— START Material for the task —
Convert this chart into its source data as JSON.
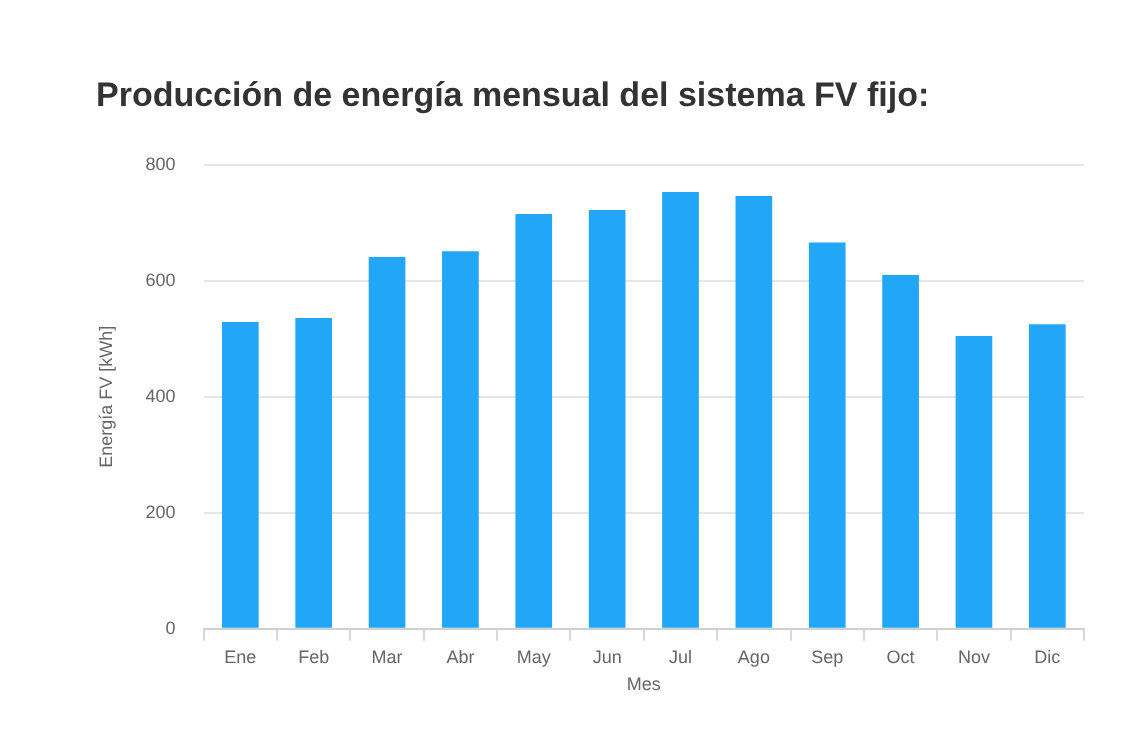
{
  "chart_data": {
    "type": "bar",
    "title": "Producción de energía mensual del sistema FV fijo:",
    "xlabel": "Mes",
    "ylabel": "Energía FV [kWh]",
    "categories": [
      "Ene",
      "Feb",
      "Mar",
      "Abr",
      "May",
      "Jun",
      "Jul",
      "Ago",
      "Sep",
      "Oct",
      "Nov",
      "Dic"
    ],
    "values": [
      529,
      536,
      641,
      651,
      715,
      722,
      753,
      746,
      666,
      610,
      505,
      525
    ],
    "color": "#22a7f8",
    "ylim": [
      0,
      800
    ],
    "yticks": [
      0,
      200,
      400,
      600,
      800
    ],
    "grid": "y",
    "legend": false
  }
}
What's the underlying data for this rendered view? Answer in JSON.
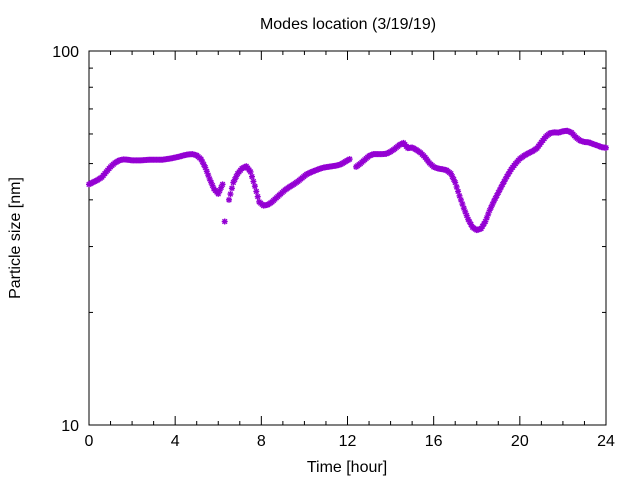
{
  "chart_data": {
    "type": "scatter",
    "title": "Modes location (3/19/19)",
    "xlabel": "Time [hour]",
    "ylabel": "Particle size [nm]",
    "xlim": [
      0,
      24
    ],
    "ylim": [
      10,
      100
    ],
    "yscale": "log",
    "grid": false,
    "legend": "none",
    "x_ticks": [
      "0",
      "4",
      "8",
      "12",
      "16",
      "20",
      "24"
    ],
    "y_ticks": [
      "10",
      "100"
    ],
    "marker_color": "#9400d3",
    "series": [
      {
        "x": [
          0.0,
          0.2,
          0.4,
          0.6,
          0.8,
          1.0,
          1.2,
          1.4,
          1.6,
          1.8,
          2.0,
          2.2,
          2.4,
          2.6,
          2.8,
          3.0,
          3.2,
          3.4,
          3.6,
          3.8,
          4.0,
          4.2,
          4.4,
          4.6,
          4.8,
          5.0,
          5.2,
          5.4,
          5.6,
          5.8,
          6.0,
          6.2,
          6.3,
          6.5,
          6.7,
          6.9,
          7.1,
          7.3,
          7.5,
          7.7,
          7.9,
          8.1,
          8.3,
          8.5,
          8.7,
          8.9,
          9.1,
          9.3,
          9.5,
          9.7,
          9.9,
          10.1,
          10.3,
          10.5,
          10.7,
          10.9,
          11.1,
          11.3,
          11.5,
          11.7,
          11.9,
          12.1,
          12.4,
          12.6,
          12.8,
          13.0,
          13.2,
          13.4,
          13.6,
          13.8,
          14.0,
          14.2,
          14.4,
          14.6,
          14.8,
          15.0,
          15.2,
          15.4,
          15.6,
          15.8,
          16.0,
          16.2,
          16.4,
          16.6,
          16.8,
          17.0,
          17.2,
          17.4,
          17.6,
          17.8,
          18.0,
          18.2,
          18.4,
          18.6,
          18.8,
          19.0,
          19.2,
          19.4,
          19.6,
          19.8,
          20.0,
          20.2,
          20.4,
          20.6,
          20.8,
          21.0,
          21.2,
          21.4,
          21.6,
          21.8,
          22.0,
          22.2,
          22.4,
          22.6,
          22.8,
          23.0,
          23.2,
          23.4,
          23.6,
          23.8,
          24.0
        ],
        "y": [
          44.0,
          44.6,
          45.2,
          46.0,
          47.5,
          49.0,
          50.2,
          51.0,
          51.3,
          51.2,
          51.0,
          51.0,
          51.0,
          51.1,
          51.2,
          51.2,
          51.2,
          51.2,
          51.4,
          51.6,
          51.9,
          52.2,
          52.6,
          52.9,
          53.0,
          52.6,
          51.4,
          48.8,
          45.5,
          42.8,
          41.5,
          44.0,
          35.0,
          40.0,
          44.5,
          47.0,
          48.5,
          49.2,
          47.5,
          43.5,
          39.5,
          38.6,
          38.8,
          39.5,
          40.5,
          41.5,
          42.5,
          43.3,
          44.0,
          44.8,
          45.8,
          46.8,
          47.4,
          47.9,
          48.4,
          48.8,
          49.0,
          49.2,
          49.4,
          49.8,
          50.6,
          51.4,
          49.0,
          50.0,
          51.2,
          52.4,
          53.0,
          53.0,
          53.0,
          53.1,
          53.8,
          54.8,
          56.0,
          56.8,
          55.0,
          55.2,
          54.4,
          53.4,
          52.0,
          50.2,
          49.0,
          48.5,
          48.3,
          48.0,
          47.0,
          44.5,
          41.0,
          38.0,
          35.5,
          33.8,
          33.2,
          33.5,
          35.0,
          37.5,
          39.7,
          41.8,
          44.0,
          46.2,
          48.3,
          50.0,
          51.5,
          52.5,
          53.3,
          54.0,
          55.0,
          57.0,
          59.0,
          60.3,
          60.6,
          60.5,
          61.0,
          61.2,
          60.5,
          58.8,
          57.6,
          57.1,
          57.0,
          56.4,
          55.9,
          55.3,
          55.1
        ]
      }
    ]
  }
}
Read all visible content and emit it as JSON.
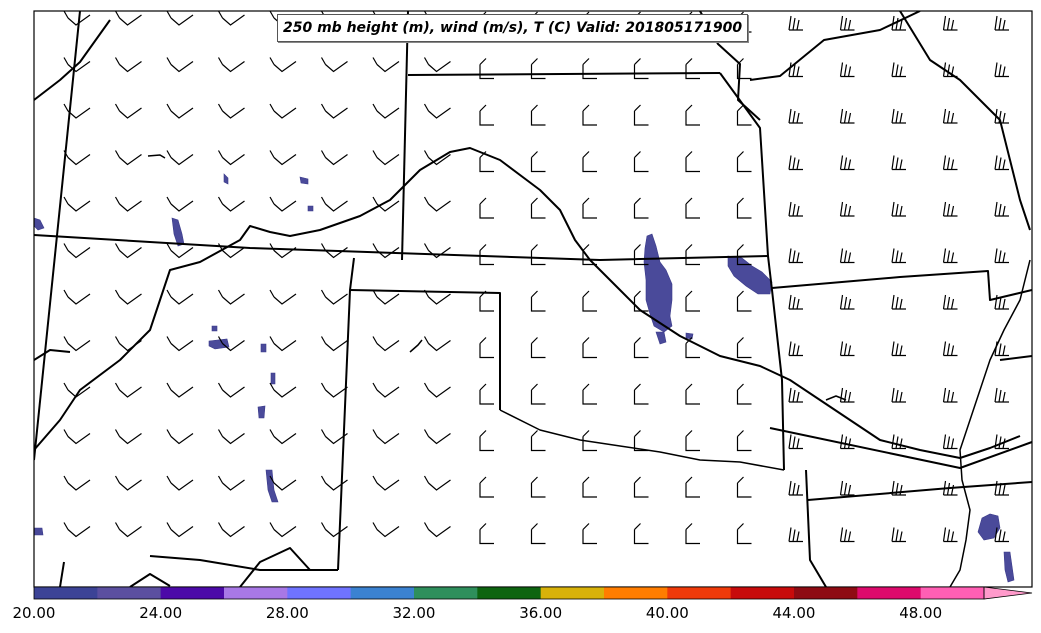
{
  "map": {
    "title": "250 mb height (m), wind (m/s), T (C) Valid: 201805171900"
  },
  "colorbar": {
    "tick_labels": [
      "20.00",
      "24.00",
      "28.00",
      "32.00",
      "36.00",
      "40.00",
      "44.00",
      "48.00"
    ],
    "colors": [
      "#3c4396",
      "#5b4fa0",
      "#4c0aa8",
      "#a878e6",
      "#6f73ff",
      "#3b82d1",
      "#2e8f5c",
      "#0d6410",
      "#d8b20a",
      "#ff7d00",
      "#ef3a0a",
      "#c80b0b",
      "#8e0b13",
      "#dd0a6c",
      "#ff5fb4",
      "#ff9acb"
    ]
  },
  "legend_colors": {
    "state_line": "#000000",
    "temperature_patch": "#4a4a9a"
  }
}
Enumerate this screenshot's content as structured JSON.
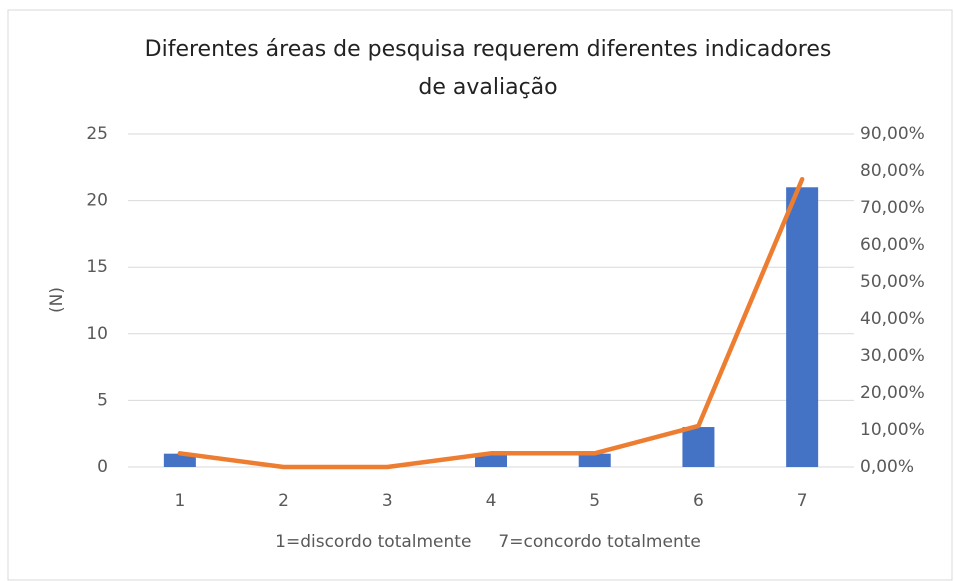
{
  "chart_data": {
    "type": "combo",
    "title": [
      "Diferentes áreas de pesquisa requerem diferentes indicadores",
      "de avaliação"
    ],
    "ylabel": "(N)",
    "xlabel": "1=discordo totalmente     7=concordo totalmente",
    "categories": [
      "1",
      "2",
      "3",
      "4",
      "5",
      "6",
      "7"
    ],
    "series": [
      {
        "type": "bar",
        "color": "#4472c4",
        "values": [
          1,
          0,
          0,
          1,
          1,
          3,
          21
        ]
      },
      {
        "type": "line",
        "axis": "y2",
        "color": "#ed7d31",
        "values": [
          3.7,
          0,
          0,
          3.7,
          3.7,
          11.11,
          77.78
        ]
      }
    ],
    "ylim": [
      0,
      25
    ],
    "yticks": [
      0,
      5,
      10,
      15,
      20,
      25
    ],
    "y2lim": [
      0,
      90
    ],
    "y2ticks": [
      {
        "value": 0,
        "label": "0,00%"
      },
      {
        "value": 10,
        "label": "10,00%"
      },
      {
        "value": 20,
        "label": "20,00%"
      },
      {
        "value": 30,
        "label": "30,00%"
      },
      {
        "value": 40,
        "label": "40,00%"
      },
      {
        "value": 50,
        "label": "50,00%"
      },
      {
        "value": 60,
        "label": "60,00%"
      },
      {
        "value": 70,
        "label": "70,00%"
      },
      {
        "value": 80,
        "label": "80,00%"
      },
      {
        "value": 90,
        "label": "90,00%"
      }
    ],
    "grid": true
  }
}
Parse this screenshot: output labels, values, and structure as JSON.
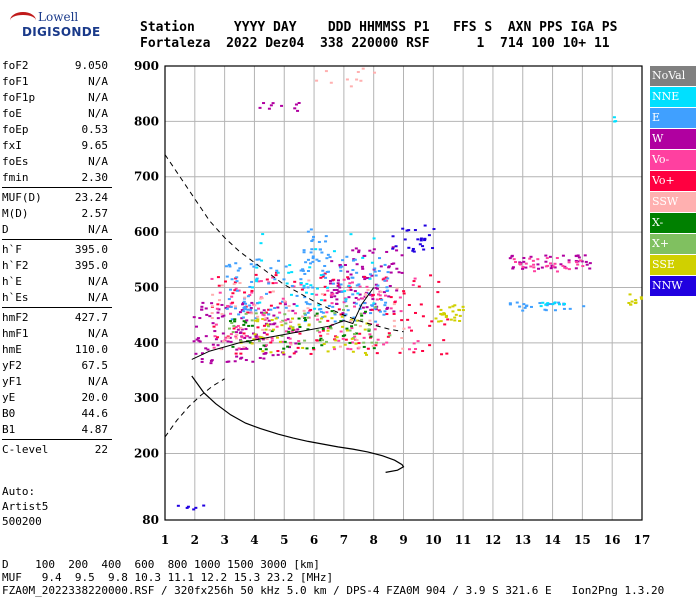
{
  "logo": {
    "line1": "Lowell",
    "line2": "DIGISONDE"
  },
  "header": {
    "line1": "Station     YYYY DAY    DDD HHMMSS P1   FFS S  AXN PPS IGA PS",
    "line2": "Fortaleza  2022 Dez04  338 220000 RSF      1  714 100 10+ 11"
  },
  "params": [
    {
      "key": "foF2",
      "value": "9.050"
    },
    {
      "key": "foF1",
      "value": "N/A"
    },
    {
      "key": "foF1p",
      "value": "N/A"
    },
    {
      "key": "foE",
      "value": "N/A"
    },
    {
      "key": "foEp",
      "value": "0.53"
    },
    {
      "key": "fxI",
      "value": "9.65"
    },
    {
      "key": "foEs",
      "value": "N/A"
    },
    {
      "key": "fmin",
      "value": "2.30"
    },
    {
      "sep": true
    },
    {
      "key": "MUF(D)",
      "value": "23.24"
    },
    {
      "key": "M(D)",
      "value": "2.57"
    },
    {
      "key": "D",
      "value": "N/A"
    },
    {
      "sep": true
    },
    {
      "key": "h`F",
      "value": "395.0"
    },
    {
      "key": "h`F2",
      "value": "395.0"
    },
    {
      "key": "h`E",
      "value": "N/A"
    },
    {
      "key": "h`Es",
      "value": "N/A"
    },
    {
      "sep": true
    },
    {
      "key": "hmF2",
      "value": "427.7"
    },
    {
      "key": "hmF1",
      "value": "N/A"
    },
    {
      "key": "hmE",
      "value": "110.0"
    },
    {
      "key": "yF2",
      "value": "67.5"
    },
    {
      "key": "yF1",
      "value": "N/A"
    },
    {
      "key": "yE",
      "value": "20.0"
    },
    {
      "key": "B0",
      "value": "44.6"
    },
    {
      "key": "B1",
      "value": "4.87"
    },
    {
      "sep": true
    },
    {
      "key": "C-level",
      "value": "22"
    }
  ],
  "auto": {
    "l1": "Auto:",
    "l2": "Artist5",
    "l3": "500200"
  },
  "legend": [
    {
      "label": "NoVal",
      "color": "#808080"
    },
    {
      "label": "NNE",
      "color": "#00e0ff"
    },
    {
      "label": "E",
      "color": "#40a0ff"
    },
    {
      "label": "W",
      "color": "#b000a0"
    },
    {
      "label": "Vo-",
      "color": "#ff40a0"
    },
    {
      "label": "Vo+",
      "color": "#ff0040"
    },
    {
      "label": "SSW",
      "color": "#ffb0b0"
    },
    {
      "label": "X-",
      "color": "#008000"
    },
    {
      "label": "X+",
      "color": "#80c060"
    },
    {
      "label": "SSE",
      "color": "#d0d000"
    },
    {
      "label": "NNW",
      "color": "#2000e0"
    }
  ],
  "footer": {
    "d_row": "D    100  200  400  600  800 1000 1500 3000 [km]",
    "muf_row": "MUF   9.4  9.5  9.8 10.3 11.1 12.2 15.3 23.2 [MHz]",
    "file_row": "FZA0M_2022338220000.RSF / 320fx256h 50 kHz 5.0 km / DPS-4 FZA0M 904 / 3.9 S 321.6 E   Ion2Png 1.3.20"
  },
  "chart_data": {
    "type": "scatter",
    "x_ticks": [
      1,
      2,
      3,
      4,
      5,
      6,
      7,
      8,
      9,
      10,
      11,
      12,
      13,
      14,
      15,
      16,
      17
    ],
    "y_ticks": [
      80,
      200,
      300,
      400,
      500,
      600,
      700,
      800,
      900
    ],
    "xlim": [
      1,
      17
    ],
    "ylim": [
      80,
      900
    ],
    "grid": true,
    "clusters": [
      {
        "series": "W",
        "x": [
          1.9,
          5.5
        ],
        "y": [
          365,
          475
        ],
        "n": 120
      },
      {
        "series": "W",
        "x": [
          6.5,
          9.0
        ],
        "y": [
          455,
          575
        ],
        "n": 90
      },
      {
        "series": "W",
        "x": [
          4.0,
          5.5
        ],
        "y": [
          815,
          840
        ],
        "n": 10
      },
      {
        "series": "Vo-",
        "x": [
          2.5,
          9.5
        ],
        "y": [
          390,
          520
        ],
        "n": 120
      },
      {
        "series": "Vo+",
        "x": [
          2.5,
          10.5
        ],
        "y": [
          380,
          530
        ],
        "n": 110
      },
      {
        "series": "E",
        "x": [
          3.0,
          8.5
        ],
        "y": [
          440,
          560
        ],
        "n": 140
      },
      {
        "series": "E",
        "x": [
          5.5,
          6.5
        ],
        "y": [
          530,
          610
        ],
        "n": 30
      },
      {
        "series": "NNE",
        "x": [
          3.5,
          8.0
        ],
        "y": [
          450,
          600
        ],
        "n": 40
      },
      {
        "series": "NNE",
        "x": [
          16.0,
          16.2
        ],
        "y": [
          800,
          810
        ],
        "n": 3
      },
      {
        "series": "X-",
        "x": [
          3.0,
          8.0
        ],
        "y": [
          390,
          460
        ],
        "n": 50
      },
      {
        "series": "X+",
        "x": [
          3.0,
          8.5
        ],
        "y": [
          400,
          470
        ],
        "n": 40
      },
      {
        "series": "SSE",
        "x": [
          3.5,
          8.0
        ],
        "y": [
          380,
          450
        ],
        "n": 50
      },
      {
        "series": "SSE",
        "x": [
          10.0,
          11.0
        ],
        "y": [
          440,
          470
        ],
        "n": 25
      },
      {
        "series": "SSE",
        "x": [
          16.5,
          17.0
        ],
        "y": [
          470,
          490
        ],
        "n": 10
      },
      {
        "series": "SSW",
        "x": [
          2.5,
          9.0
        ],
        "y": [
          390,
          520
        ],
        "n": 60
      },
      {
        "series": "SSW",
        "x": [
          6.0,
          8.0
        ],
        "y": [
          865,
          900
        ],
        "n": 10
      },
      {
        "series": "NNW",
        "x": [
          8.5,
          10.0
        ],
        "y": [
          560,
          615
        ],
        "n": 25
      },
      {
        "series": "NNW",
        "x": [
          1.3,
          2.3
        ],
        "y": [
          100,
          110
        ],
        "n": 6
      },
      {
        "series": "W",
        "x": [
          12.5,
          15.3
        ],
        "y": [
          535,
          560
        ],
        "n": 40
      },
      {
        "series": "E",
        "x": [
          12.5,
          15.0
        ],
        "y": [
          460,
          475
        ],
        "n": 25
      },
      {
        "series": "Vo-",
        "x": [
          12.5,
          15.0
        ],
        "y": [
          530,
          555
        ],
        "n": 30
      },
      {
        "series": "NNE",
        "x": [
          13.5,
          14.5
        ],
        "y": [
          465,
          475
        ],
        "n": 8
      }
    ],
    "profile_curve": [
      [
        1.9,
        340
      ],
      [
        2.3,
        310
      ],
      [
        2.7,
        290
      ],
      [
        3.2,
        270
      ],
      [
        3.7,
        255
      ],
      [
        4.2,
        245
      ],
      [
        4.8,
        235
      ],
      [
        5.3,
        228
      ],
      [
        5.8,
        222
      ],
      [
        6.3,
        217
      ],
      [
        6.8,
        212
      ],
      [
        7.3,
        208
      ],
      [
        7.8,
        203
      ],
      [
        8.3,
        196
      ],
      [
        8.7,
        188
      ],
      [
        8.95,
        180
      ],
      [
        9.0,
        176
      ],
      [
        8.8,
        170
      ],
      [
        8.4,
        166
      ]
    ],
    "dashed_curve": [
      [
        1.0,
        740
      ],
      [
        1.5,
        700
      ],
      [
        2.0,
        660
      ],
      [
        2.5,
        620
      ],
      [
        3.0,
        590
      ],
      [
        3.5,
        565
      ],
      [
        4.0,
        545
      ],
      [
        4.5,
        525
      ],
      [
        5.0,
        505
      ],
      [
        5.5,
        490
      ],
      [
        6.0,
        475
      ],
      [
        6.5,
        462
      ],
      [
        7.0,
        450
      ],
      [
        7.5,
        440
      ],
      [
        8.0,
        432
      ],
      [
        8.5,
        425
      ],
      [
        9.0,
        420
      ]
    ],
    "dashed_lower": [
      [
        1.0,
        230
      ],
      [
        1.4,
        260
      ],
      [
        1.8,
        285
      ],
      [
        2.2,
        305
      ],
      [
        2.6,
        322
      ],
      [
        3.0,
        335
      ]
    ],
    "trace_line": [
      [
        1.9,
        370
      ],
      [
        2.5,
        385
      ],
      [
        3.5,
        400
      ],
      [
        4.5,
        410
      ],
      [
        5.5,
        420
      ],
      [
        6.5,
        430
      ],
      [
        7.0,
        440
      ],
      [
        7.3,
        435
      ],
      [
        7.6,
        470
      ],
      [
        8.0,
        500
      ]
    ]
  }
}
— END Material for the task —
### Exercise directions
Look through the data and gather every line with the string "JSON" in it.

### Response to this exercise
Convert this chart into its source data as JSON.
What's the underlying data for this rendered view? Answer in JSON.
Read all visible content and emit it as JSON.
Enumerate this screenshot's content as structured JSON.
Parse this screenshot: output labels, values, and structure as JSON.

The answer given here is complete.